**Objective**
Extract every line that contains the word "title".

==== Records shown ====

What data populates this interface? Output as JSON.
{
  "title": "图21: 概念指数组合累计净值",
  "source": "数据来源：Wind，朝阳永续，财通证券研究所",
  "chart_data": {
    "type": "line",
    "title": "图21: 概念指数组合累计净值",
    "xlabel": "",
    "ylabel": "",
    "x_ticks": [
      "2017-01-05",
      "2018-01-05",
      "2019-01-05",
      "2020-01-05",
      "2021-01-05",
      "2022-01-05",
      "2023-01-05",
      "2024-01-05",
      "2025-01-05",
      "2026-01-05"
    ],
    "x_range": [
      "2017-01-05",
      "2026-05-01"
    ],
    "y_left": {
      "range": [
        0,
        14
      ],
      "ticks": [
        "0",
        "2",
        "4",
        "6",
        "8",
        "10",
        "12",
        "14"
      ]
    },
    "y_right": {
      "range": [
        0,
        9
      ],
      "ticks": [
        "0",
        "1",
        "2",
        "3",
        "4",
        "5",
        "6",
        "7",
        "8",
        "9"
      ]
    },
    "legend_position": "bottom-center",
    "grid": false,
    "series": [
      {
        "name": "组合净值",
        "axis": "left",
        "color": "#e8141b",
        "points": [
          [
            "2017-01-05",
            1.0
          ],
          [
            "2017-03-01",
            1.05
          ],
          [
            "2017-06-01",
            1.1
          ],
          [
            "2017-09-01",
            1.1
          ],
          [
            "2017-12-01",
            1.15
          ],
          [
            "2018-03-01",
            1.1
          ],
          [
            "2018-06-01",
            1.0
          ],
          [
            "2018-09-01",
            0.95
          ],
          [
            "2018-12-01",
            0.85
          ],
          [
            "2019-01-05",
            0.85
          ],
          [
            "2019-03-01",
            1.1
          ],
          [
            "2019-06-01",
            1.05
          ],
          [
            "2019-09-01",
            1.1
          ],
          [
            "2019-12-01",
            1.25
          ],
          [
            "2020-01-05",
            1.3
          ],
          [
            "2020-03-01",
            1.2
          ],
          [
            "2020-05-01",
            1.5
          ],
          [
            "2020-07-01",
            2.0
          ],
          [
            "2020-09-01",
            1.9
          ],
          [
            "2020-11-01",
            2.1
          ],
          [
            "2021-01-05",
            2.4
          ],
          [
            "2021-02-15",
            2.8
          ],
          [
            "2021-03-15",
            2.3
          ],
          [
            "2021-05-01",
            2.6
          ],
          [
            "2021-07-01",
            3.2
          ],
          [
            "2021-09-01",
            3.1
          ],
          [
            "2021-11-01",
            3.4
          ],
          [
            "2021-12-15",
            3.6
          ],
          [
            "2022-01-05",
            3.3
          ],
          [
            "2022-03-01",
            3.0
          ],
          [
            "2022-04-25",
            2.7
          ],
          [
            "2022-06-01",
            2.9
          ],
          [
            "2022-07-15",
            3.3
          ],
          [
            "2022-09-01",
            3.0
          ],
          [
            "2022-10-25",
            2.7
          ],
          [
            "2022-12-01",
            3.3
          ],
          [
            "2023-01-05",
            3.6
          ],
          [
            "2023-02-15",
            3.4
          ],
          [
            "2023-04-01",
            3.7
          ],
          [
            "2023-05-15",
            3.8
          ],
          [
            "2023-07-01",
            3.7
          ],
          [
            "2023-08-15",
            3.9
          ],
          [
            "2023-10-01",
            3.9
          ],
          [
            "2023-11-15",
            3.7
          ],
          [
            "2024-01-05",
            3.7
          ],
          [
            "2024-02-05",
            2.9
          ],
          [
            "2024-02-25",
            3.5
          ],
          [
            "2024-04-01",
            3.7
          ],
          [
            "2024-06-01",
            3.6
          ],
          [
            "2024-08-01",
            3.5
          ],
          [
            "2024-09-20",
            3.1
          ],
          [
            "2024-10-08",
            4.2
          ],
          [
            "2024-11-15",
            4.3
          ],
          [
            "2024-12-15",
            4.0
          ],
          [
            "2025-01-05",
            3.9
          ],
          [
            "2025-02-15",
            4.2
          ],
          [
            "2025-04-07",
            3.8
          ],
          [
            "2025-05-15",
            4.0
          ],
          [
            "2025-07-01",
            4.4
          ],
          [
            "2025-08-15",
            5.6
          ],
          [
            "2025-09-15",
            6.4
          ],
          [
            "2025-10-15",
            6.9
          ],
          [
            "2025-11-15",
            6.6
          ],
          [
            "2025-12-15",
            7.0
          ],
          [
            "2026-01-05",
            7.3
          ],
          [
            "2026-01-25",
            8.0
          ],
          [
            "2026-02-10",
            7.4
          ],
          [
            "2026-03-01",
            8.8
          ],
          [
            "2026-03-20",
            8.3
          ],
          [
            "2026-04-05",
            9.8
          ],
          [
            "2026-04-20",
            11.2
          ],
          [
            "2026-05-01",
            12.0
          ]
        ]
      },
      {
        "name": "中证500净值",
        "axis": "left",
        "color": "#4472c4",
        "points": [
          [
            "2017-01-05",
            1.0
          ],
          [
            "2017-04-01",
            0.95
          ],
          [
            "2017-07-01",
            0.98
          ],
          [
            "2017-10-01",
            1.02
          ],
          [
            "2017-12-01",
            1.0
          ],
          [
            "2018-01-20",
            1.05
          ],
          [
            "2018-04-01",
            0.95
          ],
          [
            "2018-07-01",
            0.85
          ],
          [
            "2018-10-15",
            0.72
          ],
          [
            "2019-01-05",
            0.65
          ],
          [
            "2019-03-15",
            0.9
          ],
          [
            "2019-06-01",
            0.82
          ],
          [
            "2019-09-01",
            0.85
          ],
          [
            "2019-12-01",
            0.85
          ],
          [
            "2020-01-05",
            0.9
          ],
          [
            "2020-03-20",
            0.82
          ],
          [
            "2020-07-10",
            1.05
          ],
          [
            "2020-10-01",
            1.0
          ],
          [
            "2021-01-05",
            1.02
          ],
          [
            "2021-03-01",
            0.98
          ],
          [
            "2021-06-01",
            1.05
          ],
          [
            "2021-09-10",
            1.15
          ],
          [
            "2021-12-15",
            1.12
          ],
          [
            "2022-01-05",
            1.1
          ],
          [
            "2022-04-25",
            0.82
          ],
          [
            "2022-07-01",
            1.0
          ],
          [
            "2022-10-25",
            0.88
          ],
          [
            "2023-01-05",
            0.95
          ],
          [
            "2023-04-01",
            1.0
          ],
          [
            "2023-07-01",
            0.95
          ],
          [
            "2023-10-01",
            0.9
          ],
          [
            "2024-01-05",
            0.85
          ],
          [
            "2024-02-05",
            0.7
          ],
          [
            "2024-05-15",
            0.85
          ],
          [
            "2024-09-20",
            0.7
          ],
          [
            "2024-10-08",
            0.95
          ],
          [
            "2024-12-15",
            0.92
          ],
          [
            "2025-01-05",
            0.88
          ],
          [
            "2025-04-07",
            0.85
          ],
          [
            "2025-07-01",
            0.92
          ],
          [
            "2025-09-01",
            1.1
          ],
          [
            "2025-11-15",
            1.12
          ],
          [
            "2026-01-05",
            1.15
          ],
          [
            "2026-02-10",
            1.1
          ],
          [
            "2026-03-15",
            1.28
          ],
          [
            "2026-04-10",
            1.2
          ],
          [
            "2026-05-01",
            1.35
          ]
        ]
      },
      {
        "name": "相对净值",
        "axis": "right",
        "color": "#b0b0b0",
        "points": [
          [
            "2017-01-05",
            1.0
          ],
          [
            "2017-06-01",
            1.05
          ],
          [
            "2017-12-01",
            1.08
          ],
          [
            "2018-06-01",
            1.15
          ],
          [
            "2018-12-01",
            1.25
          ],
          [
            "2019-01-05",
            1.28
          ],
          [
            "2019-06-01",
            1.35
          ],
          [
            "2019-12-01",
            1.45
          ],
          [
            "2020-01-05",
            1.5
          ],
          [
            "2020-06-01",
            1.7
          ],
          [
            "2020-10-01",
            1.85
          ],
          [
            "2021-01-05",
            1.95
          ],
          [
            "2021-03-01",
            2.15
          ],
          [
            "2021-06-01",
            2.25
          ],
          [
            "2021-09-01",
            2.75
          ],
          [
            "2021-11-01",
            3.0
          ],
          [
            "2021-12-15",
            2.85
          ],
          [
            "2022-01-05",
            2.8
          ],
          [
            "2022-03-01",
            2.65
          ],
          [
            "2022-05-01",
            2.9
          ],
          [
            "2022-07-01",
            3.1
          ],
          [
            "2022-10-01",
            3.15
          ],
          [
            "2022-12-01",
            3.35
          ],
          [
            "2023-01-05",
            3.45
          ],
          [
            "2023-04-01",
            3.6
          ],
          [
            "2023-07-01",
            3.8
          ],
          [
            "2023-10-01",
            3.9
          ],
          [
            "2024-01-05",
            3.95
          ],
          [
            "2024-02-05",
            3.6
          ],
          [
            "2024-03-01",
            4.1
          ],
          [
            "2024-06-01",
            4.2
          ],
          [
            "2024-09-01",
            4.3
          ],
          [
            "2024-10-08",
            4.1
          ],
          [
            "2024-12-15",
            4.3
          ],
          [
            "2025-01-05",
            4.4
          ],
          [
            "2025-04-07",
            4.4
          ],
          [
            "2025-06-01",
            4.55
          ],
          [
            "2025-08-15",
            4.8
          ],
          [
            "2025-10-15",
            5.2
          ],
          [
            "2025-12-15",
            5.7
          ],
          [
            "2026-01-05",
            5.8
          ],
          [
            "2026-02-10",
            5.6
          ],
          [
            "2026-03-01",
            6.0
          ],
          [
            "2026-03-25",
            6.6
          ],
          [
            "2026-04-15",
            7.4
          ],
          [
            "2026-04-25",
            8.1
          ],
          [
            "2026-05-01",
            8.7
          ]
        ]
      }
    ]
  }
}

====

**Answer for this exercise**
  "title": "图21: 概念指数组合累计净值",
    "title": "图21: 概念指数组合累计净值",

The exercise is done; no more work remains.